### 任务内容
1. 在下方正文的示例中，哪两个列表是冲突的？
2. 将下方正文中从“让我们定义，如果两个列表不共”到“[3,4]]和[[1,2], [6,7], [4,5]]。无论我有多少组冲突的列表，你如何建议找到这样的组合？”的部分重写一遍，并把其中的“冲突”换成“重叠”。

### 文档正文
* * * * * * *

获取“无冲突”列表的所有详尽组合

Question

假设我有一个类似于以下列表的列表：

lists = [[1,2], [3,4], [4,5], [6,7]]

让我们定义，如果两个列表不共享任何一个元素，那么它们“没有冲突”。因此，在上面的示例中，只有[3,4]和[4,5]是冲突的。我已经可以通过使用以下命令来检查两个列表是否存在冲突：

from itertools import combinations

for sets in combinations(lists, 2):
    if not set(sets[0]).isdisjoint(set(sets[1])):
        print(f'the set {sets} has a conflict!')

现在，我需要得到列表集合的所有可能的、彼此不冲突的详尽组合。因此，对于上面的示例，组合将是[[1,2], [6,7], [3,4]]和[[1,2], [6,7], [4,5]]。无论我有多少组冲突的列表，你如何建议找到这样的组合？

Answer 1

这是另一种使用动态编程的方法：

lists = [[1,2], [3,4], [4,5], [6,7]]
tups = [tuple(lst) for lst in lists]#tuples needed for set operations

def validate_combo(list_of_lists):
    '''helper function to validate a combo'''
    flattened = [num for lst in list_of_lists for num in lst]
    return len(flattened) == len(set(flattened))

* * * * * * *

### 记录摘录
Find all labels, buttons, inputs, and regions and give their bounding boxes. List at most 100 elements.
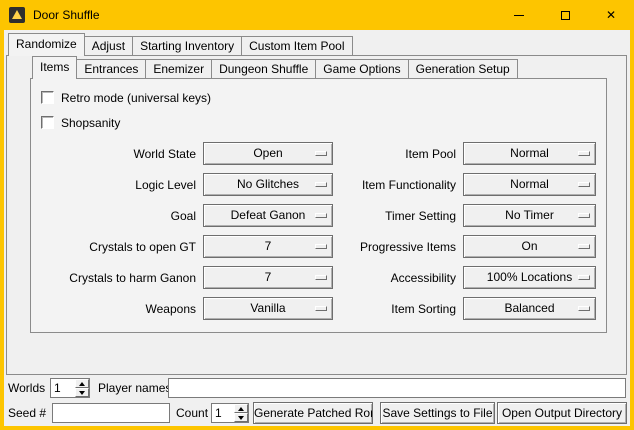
tab-adjust[interactable]: Adjust: [84, 36, 133, 56]
logic-level-select[interactable]: No Glitches: [203, 173, 333, 196]
worlds-spinner-buttons: [75, 379, 89, 397]
tab-enemizer[interactable]: Enemizer: [145, 59, 212, 79]
crystals-harm-ganon-value: 7: [265, 270, 272, 284]
item-pool-value: Normal: [510, 146, 549, 160]
tab-starting-inventory[interactable]: Starting Inventory: [132, 36, 242, 56]
dropdown-indicator-icon: [578, 244, 590, 249]
progressive-items-value: On: [521, 239, 537, 253]
accessibility-label: Accessibility: [333, 271, 463, 285]
outer-tab-bar: Randomize Adjust Starting Inventory Cust…: [8, 33, 352, 56]
option-row: Weapons Vanilla Item Sorting Balanced: [31, 293, 606, 324]
count-spinner[interactable]: [211, 403, 249, 423]
accessibility-select[interactable]: 100% Locations: [463, 266, 596, 289]
shopsanity-checkbox[interactable]: [41, 116, 54, 129]
dropdown-indicator-icon: [315, 213, 327, 218]
dropdown-indicator-icon: [578, 213, 590, 218]
crystals-open-gt-label: Crystals to open GT: [31, 240, 203, 254]
maximize-button[interactable]: [542, 0, 588, 30]
count-down-button[interactable]: [234, 413, 248, 422]
maximize-icon: [561, 11, 570, 20]
progressive-items-label: Progressive Items: [333, 240, 463, 254]
dropdown-indicator-icon: [315, 151, 327, 156]
player-names-label: Player names: [98, 378, 171, 398]
titlebar: Door Shuffle ✕: [0, 0, 634, 30]
item-sorting-select[interactable]: Balanced: [463, 297, 596, 320]
goal-select[interactable]: Defeat Ganon: [203, 204, 333, 227]
item-pool-label: Item Pool: [333, 147, 463, 161]
logic-level-label: Logic Level: [31, 178, 203, 192]
dropdown-indicator-icon: [315, 182, 327, 187]
progressive-items-select[interactable]: On: [463, 235, 596, 258]
dropdown-indicator-icon: [578, 182, 590, 187]
inner-tab-bar: Items Entrances Enemizer Dungeon Shuffle…: [32, 56, 517, 79]
tab-entrances[interactable]: Entrances: [76, 59, 146, 79]
count-label: Count: [176, 403, 208, 423]
option-row: Logic Level No Glitches Item Functionali…: [31, 169, 606, 200]
seed-input[interactable]: [52, 403, 170, 423]
retro-mode-label: Retro mode (universal keys): [61, 91, 211, 105]
weapons-value: Vanilla: [250, 301, 285, 315]
tab-items[interactable]: Items: [32, 56, 77, 79]
timer-setting-select[interactable]: No Timer: [463, 204, 596, 227]
item-functionality-select[interactable]: Normal: [463, 173, 596, 196]
items-tab-pane: Retro mode (universal keys) Shopsanity W…: [30, 78, 607, 333]
tab-custom-item-pool[interactable]: Custom Item Pool: [241, 36, 352, 56]
shopsanity-label: Shopsanity: [61, 116, 120, 130]
count-input[interactable]: [212, 404, 234, 422]
save-settings-button[interactable]: Save Settings to File: [380, 402, 495, 424]
goal-label: Goal: [31, 209, 203, 223]
tab-generation-setup[interactable]: Generation Setup: [408, 59, 518, 79]
timer-setting-value: No Timer: [505, 208, 554, 222]
weapons-select[interactable]: Vanilla: [203, 297, 333, 320]
item-pool-select[interactable]: Normal: [463, 142, 596, 165]
item-functionality-label: Item Functionality: [333, 178, 463, 192]
minimize-icon: [514, 15, 524, 16]
arrow-up-icon: [238, 407, 244, 411]
app-window: Door Shuffle ✕ Randomize Adjust Starting…: [0, 0, 634, 430]
item-sorting-label: Item Sorting: [333, 302, 463, 316]
window-title: Door Shuffle: [33, 8, 100, 22]
minimize-button[interactable]: [496, 0, 542, 30]
dropdown-indicator-icon: [315, 306, 327, 311]
worlds-spinner[interactable]: [50, 378, 90, 398]
worlds-up-button[interactable]: [75, 379, 89, 388]
count-up-button[interactable]: [234, 404, 248, 413]
dropdown-indicator-icon: [578, 306, 590, 311]
window-controls: ✕: [496, 0, 634, 30]
player-names-input[interactable]: [168, 378, 626, 398]
generate-patched-rom-button[interactable]: Generate Patched Rom: [253, 402, 373, 424]
item-sorting-value: Balanced: [504, 301, 554, 315]
client-area: Randomize Adjust Starting Inventory Cust…: [4, 30, 630, 426]
dropdown-indicator-icon: [315, 244, 327, 249]
shopsanity-row: Shopsanity: [31, 110, 606, 135]
option-row: Crystals to harm Ganon 7 Accessibility 1…: [31, 262, 606, 293]
tab-dungeon-shuffle[interactable]: Dungeon Shuffle: [211, 59, 316, 79]
options-grid: World State Open Item Pool Normal Logic …: [31, 138, 606, 324]
item-functionality-value: Normal: [510, 177, 549, 191]
arrow-down-icon: [79, 391, 85, 395]
arrow-up-icon: [79, 382, 85, 386]
option-row: Crystals to open GT 7 Progressive Items …: [31, 231, 606, 262]
world-state-select[interactable]: Open: [203, 142, 333, 165]
worlds-input[interactable]: [51, 379, 75, 397]
worlds-down-button[interactable]: [75, 388, 89, 397]
arrow-down-icon: [238, 416, 244, 420]
retro-mode-checkbox[interactable]: [41, 91, 54, 104]
close-button[interactable]: ✕: [588, 0, 634, 30]
logic-level-value: No Glitches: [237, 177, 299, 191]
weapons-label: Weapons: [31, 302, 203, 316]
dropdown-indicator-icon: [315, 275, 327, 280]
goal-value: Defeat Ganon: [231, 208, 306, 222]
open-output-directory-button[interactable]: Open Output Directory: [497, 402, 627, 424]
crystals-open-gt-select[interactable]: 7: [203, 235, 333, 258]
app-icon: [9, 7, 25, 23]
tab-randomize[interactable]: Randomize: [8, 33, 85, 56]
retro-mode-row: Retro mode (universal keys): [31, 85, 606, 110]
tab-game-options[interactable]: Game Options: [315, 59, 408, 79]
world-state-label: World State: [31, 147, 203, 161]
count-spinner-buttons: [234, 404, 248, 422]
accessibility-value: 100% Locations: [487, 270, 572, 284]
crystals-harm-ganon-select[interactable]: 7: [203, 266, 333, 289]
world-state-value: Open: [253, 146, 282, 160]
timer-setting-label: Timer Setting: [333, 209, 463, 223]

* * * * * * *

### 正确答案
1. [3,4]和[4,5]。

2.
让我们定义，如果两个列表不共享任何一个元素，那么它们“没有重叠”。因此，在上面的示例中，只有[3,4]和[4,5]是重叠的。我已经可以通过使用以下命令来检查两个列表是否存在重叠：

from itertools import combinations

for sets in combinations(lists, 2):
    if not set(sets[0]).isdisjoint(set(sets[1])):
        print(f'the set {sets} has a conflict!')

现在，我需要得到列表集合的所有可能的、彼此不重叠的详尽组合。因此，对于上面的示例，组合将是[[1,2], [6,7], [3,4]]和[[1,2], [6,7], [4,5]]。无论我有多少组重叠的列表，你如何建议找到这样的组合？